Task directions
Set out the lines below as a numbered list, skipping blank ones and leaving the pictures out.

>> Start Extracted records

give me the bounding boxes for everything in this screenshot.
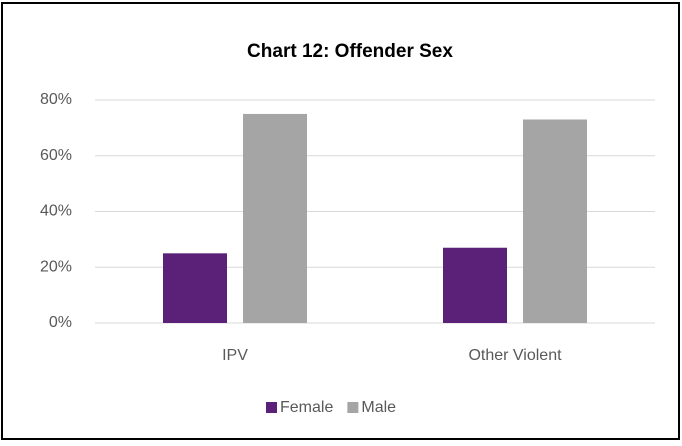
- legend-swatch: [347, 402, 359, 413]
- x-tick-label: IPV: [222, 347, 248, 364]
- y-tick-label: 60%: [40, 147, 72, 164]
- y-tick-label: 40%: [40, 203, 72, 220]
- bar: [243, 113, 307, 323]
- x-tick-label: Other Violent: [468, 347, 562, 364]
- legend-label: Female: [280, 399, 333, 416]
- bar: [163, 253, 227, 323]
- bar: [443, 247, 507, 323]
- y-tick-label: 80%: [40, 91, 72, 108]
- legend-swatch: [266, 402, 277, 413]
- legend-label: Male: [361, 399, 396, 416]
- y-tick-label: 0%: [49, 314, 72, 331]
- y-tick-label: 20%: [40, 258, 72, 275]
- chart-title: Chart 12: Offender Sex: [247, 41, 453, 62]
- bar: [523, 119, 587, 323]
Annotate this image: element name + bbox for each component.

>> End Extracted records

Response to the exercise
1. give me the bounding boxes for everything in this screenshot.
2. - legend-swatch: [347, 402, 359, 413]
3. - x-tick-label: IPV: [222, 347, 248, 364]
4. - y-tick-label: 60%: [40, 147, 72, 164]
5. - y-tick-label: 40%: [40, 203, 72, 220]
6. - bar: [243, 113, 307, 323]
7. - x-tick-label: Other Violent: [468, 347, 562, 364]
8. - legend-label: Female: [280, 399, 333, 416]
9. - bar: [163, 253, 227, 323]
10. - bar: [443, 247, 507, 323]
11. - y-tick-label: 80%: [40, 91, 72, 108]
12. - legend-swatch: [266, 402, 277, 413]
13. - legend-label: Male: [361, 399, 396, 416]
14. - y-tick-label: 0%: [49, 314, 72, 331]
15. - y-tick-label: 20%: [40, 258, 72, 275]
16. - chart-title: Chart 12: Offender Sex: [247, 41, 453, 62]
17. - bar: [523, 119, 587, 323]
18. Annotate this image: element name + bbox for each component.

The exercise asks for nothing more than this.